EXCERPT PROVIDED:
I.                     SUMMARY

This First Amendment to the Conveyancing Agreement provides CAM-Carson, LLC (“Developer”) the mechanism to provide a letter of credit in the amount of Eleven Million Dollars ($11,000,000) as security to guarantee the performance of Developer’s obligations under the Conveyancing Agreement, which is intended to be used as the “additional payment” in the event of a Default by Developer as provided for by Sections 17.5.2 and 17.5.3 of the Conveyancing Agreement (such letter of credit, together with any replacements, substitutes, or renewals thereof, the “Letter of Credit”). The Amendment also establishes the terms and conditions under which the Authority may draw under the Letter of Credit.

All other provisions of the Agreement remain in effect.

EXTRACTED ENTRIES:
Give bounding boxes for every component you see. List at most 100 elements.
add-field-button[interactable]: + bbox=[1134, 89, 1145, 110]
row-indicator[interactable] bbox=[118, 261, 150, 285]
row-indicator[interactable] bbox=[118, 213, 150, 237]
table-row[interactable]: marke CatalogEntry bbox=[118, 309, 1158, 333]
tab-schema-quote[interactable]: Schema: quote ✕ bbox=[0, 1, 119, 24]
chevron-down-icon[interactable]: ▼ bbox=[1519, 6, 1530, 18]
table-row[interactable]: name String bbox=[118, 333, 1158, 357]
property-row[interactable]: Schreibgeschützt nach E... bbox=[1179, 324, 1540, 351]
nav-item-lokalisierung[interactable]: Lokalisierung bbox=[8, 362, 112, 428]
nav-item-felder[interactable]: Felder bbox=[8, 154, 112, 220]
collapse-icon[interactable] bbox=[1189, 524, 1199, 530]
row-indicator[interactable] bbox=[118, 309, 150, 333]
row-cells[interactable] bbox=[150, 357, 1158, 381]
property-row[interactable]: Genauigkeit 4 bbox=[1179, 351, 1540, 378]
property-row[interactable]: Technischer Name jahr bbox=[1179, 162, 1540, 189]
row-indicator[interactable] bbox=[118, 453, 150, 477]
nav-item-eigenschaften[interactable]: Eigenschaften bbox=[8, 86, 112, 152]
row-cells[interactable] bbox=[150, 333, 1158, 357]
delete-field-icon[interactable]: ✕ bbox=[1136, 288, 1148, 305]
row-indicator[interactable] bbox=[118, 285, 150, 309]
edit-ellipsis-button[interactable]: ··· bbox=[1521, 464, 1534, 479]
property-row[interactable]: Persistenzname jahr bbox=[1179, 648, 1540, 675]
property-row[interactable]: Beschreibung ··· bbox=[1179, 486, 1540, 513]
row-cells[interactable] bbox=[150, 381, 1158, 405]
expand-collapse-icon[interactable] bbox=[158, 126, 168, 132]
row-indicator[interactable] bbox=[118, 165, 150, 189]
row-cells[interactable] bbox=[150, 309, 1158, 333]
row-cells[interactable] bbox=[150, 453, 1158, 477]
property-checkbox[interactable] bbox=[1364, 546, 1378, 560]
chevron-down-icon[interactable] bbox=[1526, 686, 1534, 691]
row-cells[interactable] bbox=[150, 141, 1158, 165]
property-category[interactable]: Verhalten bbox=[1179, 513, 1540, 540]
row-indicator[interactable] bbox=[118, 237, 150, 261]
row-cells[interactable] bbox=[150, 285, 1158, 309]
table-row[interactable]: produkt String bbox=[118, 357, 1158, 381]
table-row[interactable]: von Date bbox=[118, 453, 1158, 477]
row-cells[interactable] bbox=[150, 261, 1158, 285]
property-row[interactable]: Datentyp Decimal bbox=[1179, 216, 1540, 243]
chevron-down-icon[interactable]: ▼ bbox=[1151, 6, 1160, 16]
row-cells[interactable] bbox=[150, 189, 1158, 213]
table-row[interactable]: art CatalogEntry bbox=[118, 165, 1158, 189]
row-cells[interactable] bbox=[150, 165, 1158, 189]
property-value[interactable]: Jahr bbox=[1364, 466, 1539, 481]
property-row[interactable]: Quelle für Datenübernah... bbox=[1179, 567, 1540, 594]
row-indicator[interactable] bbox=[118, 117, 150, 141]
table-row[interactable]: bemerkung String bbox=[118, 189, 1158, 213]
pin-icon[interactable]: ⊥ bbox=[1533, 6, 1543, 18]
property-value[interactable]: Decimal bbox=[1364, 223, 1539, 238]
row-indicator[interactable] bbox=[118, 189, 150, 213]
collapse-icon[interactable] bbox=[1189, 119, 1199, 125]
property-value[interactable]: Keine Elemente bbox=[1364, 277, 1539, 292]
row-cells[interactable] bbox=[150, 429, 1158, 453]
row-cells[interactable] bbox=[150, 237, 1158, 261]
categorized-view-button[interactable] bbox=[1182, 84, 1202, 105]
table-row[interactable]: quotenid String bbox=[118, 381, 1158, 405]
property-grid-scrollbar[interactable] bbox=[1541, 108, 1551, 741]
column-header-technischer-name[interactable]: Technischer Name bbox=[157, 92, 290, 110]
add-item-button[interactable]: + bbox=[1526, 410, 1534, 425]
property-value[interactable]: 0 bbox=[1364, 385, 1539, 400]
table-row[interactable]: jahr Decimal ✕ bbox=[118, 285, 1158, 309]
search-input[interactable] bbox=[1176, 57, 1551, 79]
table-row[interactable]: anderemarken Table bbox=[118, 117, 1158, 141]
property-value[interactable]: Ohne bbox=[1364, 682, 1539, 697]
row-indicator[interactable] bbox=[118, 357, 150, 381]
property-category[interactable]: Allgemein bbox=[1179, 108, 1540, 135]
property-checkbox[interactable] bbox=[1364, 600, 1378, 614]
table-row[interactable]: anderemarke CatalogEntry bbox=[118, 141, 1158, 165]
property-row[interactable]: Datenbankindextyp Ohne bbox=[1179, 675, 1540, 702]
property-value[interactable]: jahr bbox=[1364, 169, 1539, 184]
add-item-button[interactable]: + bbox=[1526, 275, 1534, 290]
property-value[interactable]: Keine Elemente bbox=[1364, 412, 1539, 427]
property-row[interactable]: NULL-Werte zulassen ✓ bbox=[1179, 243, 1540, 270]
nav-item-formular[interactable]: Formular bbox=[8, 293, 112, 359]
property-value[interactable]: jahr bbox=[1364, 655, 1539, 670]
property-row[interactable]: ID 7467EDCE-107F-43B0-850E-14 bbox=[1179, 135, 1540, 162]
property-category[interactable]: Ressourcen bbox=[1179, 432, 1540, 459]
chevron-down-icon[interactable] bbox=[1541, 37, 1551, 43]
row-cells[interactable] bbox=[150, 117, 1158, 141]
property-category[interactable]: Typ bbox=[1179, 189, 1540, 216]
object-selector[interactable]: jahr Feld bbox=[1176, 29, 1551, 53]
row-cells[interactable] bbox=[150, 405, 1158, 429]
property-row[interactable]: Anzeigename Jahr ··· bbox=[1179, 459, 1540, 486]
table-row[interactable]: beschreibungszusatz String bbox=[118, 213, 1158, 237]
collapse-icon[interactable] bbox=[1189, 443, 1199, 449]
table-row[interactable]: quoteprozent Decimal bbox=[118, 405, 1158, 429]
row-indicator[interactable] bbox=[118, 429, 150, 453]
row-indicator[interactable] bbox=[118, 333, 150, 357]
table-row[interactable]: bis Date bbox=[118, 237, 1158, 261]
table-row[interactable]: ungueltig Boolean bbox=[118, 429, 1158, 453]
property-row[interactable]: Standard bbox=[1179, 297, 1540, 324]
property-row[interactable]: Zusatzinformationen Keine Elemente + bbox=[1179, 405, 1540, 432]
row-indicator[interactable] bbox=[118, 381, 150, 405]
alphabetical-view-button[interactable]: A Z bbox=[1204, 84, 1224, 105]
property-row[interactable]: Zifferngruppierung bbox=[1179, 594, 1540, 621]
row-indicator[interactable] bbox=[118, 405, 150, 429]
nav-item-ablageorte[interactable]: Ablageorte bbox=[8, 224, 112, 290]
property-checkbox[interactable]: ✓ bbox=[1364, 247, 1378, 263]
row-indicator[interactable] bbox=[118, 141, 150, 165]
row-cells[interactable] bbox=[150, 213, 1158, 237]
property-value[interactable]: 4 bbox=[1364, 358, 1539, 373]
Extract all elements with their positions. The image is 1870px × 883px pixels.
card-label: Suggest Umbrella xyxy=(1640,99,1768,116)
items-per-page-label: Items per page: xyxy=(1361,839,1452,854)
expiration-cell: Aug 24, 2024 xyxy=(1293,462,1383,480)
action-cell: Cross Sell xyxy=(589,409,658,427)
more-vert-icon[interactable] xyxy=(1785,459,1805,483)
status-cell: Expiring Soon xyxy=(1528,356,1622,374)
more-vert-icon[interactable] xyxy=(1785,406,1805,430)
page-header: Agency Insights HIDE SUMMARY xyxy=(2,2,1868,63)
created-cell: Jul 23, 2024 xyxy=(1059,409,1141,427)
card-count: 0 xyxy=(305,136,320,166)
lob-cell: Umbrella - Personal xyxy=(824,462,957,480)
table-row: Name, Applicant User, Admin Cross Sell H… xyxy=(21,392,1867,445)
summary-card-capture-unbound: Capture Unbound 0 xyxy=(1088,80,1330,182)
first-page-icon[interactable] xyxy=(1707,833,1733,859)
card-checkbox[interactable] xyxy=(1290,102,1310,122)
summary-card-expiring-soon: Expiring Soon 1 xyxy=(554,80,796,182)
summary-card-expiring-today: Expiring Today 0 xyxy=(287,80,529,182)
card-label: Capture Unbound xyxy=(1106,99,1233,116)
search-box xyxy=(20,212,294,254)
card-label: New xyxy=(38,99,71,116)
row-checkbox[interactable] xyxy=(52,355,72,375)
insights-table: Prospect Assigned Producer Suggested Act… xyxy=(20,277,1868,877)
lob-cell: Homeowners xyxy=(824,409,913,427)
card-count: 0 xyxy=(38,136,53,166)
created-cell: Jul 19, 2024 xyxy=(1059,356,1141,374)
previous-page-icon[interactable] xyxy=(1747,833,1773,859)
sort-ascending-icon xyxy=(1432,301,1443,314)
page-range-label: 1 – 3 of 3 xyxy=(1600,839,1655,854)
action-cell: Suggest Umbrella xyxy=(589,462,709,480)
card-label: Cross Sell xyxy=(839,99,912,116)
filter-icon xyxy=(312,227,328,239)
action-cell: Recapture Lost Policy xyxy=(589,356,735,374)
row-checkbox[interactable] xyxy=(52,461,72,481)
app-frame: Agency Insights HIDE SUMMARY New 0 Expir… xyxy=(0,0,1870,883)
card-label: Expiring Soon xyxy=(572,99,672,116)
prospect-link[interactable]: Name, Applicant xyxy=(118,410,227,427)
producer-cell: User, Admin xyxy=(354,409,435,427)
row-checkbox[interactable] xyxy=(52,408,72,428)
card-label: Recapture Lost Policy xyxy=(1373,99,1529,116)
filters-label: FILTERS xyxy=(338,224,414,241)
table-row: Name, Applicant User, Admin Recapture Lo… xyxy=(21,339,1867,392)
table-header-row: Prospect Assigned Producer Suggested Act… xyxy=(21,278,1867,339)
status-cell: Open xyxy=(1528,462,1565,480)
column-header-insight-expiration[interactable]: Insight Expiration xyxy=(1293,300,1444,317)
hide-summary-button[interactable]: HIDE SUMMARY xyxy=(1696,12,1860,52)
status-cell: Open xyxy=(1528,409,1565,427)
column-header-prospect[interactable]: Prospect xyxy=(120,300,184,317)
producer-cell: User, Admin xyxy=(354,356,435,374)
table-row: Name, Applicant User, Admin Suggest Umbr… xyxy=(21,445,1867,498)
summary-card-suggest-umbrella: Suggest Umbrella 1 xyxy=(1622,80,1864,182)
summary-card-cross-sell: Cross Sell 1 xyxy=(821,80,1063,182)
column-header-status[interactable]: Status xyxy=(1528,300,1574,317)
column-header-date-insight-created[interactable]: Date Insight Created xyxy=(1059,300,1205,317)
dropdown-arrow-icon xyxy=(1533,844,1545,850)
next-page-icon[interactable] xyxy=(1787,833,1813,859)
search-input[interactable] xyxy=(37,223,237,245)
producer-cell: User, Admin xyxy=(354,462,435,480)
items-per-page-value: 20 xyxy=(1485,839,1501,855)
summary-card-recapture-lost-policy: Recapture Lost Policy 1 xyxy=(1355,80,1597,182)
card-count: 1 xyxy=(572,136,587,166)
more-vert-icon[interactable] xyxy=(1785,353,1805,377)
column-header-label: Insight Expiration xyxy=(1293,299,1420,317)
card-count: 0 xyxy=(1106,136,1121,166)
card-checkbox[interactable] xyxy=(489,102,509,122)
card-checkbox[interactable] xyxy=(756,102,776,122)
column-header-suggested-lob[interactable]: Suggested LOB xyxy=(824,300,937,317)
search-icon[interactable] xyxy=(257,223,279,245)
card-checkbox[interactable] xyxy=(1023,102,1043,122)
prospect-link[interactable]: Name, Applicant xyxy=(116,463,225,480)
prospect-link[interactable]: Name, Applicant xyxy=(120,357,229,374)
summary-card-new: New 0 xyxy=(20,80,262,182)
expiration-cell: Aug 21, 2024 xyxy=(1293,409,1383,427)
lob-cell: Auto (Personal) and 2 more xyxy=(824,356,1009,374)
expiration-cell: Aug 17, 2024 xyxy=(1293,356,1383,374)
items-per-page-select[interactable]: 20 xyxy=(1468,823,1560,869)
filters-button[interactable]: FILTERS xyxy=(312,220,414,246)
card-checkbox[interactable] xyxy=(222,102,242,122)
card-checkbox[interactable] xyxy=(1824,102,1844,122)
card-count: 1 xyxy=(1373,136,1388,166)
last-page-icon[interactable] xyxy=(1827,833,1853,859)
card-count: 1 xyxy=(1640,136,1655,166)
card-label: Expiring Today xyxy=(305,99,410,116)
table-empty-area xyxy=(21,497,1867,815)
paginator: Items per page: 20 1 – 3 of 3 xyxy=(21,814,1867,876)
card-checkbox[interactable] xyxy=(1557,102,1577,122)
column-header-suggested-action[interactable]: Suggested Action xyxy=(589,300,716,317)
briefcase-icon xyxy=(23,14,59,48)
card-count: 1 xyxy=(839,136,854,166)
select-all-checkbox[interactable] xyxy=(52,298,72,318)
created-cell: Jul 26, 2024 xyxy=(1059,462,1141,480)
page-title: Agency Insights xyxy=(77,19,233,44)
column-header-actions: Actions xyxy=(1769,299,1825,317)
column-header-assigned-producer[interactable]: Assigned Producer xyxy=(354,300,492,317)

INSTRUCTION 1: Copy the amendment summary word for word, beginning at the words "This First Amendment" and stopping after the words "Letter of Credit.".
INSTRUCTION 2: In the amendment summary, what is the amount of the letter of credit that Developer is to provide?
INSTRUCTION 3: Write what comes next in the amendment summary, picking up after its last sentence.
You won't need the rows for any of this.

EXERCISE ANSWER 1:
This First Amendment to the Conveyancing Agreement provides CAM-Carson, LLC (“Developer”) the mechanism to provide a letter of credit in the amount of Eleven Million Dollars ($11,000,000) as security to guarantee the performance of Developer’s obligations under the Conveyancing Agreement, which is intended to be used as the “additional payment” in the event of a Default by Developer as provided for by Sections 17.5.2 and 17.5.3 of the Conveyancing Agreement (such letter of credit, together with any replacements, substitutes, or renewals thereof, the “Letter of Credit”). The Amendment also establishes the terms and conditions under which the Authority may draw under the Letter of Credit.

EXERCISE ANSWER 2: Eleven Million Dollars ($11,000,000).

EXERCISE ANSWER 3:
The Board is also asked to consider a Right of First Negotiation letter with the Developer where at the conclusion of the Invitation to Propose process, the Authority does not select a developer for all or any portion of the Remaining Property, the letter agreement would grant to the Developer a Right of First Negotiation to initiate a conceptual planning process and enter into an Exclusive Negotiating Agreement to be the master vertical developer of the Remaining Property (or any part thereof for which a Developer has not been selected).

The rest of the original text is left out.